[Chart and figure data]
-- BEGIN --
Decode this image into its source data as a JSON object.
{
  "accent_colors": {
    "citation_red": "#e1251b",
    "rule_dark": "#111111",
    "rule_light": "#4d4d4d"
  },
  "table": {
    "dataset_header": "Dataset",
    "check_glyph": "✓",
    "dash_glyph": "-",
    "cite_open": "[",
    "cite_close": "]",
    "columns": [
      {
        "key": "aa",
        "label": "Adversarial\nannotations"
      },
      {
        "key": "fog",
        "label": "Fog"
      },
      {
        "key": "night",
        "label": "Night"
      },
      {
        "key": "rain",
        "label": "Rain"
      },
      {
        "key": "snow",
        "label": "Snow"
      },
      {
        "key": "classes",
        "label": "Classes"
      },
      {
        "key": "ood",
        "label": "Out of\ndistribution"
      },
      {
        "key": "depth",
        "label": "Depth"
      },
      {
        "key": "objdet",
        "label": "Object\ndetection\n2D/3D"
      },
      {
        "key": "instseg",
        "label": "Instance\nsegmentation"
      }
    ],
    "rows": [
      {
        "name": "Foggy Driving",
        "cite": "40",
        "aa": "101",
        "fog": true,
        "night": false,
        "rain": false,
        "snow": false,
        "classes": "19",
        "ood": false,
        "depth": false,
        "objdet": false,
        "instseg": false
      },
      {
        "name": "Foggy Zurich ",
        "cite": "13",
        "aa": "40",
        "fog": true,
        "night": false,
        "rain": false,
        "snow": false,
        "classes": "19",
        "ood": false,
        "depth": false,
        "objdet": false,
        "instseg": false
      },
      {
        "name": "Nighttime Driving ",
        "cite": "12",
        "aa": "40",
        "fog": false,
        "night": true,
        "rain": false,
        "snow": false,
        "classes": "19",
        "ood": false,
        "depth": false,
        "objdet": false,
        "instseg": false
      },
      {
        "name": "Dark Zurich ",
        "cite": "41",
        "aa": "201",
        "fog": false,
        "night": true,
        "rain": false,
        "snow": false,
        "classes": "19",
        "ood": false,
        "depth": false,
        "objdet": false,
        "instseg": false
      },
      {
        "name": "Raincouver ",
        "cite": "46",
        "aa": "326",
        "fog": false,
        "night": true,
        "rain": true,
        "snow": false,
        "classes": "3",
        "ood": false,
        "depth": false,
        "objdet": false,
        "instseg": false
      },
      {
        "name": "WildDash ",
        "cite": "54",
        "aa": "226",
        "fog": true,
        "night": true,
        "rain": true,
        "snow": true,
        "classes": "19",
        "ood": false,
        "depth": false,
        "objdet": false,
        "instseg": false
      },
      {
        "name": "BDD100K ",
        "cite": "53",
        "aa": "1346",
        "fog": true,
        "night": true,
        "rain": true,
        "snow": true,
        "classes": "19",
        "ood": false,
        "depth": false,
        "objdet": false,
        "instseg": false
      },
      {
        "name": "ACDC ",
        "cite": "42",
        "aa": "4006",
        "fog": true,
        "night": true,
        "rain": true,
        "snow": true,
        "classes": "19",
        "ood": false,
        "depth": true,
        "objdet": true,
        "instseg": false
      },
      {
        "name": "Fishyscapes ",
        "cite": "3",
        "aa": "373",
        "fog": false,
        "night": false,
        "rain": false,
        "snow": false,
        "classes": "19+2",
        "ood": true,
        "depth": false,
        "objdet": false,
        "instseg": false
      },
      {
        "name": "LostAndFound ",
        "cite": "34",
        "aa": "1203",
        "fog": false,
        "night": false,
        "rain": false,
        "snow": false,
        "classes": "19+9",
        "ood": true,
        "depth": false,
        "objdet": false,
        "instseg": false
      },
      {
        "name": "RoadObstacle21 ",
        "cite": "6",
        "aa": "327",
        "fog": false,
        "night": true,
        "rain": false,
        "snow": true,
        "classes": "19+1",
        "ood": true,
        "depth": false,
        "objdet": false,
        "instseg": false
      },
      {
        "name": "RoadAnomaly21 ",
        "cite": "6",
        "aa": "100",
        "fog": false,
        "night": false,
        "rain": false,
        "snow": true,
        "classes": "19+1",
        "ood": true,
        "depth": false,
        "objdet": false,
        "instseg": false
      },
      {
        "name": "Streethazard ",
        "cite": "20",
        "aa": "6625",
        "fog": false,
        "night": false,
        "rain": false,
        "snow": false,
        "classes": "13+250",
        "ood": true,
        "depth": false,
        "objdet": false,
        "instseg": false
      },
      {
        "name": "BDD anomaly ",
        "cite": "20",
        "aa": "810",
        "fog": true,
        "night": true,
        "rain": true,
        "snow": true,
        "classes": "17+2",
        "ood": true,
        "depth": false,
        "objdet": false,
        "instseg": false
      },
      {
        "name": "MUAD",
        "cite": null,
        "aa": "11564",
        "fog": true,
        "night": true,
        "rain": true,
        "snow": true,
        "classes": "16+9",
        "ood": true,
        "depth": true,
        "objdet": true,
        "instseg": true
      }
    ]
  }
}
-- END --
## Problem description:
Word for word, extract all the records.

## Reply to the task:
Decode this image into its source data as a JSON object.
{
  "accent_colors": {
    "citation_red": "#e1251b",
    "rule_dark": "#111111",
    "rule_light": "#4d4d4d"
  },
  "table": {
    "dataset_header": "Dataset",
    "check_glyph": "✓",
    "dash_glyph": "-",
    "cite_open": "[",
    "cite_close": "]",
    "columns": [
      {
        "key": "aa",
        "label": "Adversarial\nannotations"
      },
      {
        "key": "fog",
        "label": "Fog"
      },
      {
        "key": "night",
        "label": "Night"
      },
      {
        "key": "rain",
        "label": "Rain"
      },
      {
        "key": "snow",
        "label": "Snow"
      },
      {
        "key": "classes",
        "label": "Classes"
      },
      {
        "key": "ood",
        "label": "Out of\ndistribution"
      },
      {
        "key": "depth",
        "label": "Depth"
      },
      {
        "key": "objdet",
        "label": "Object\ndetection\n2D/3D"
      },
      {
        "key": "instseg",
        "label": "Instance\nsegmentation"
      }
    ],
    "rows": [
      {
        "name": "Foggy Driving",
        "cite": "40",
        "aa": "101",
        "fog": true,
        "night": false,
        "rain": false,
        "snow": false,
        "classes": "19",
        "ood": false,
        "depth": false,
        "objdet": false,
        "instseg": false
      },
      {
        "name": "Foggy Zurich ",
        "cite": "13",
        "aa": "40",
        "fog": true,
        "night": false,
        "rain": false,
        "snow": false,
        "classes": "19",
        "ood": false,
        "depth": false,
        "objdet": false,
        "instseg": false
      },
      {
        "name": "Nighttime Driving ",
        "cite": "12",
        "aa": "40",
        "fog": false,
        "night": true,
        "rain": false,
        "snow": false,
        "classes": "19",
        "ood": false,
        "depth": false,
        "objdet": false,
        "instseg": false
      },
      {
        "name": "Dark Zurich ",
        "cite": "41",
        "aa": "201",
        "fog": false,
        "night": true,
        "rain": false,
        "snow": false,
        "classes": "19",
        "ood": false,
        "depth": false,
        "objdet": false,
        "instseg": false
      },
      {
        "name": "Raincouver ",
        "cite": "46",
        "aa": "326",
        "fog": false,
        "night": true,
        "rain": true,
        "snow": false,
        "classes": "3",
        "ood": false,
        "depth": false,
        "objdet": false,
        "instseg": false
      },
      {
        "name": "WildDash ",
        "cite": "54",
        "aa": "226",
        "fog": true,
        "night": true,
        "rain": true,
        "snow": true,
        "classes": "19",
        "ood": false,
        "depth": false,
        "objdet": false,
        "instseg": false
      },
      {
        "name": "BDD100K ",
        "cite": "53",
        "aa": "1346",
        "fog": true,
        "night": true,
        "rain": true,
        "snow": true,
        "classes": "19",
        "ood": false,
        "depth": false,
        "objdet": false,
        "instseg": false
      },
      {
        "name": "ACDC ",
        "cite": "42",
        "aa": "4006",
        "fog": true,
        "night": true,
        "rain": true,
        "snow": true,
        "classes": "19",
        "ood": false,
        "depth": true,
        "objdet": true,
        "instseg": false
      },
      {
        "name": "Fishyscapes ",
        "cite": "3",
        "aa": "373",
        "fog": false,
        "night": false,
        "rain": false,
        "snow": false,
        "classes": "19+2",
        "ood": true,
        "depth": false,
        "objdet": false,
        "instseg": false
      },
      {
        "name": "LostAndFound ",
        "cite": "34",
        "aa": "1203",
        "fog": false,
        "night": false,
        "rain": false,
        "snow": false,
        "classes": "19+9",
        "ood": true,
        "depth": false,
        "objdet": false,
        "instseg": false
      },
      {
        "name": "RoadObstacle21 ",
        "cite": "6",
        "aa": "327",
        "fog": false,
        "night": true,
        "rain": false,
        "snow": true,
        "classes": "19+1",
        "ood": true,
        "depth": false,
        "objdet": false,
        "instseg": false
      },
      {
        "name": "RoadAnomaly21 ",
        "cite": "6",
        "aa": "100",
        "fog": false,
        "night": false,
        "rain": false,
        "snow": true,
        "classes": "19+1",
        "ood": true,
        "depth": false,
        "objdet": false,
        "instseg": false
      },
      {
        "name": "Streethazard ",
        "cite": "20",
        "aa": "6625",
        "fog": false,
        "night": false,
        "rain": false,
        "snow": false,
        "classes": "13+250",
        "ood": true,
        "depth": false,
        "objdet": false,
        "instseg": false
      },
      {
        "name": "BDD anomaly ",
        "cite": "20",
        "aa": "810",
        "fog": true,
        "night": true,
        "rain": true,
        "snow": true,
        "classes": "17+2",
        "ood": true,
        "depth": false,
        "objdet": false,
        "instseg": false
      },
      {
        "name": "MUAD",
        "cite": null,
        "aa": "11564",
        "fog": true,
        "night": true,
        "rain": true,
        "snow": true,
        "classes": "16+9",
        "ood": true,
        "depth": true,
        "objdet": true,
        "instseg": true
      }
    ]
  }
}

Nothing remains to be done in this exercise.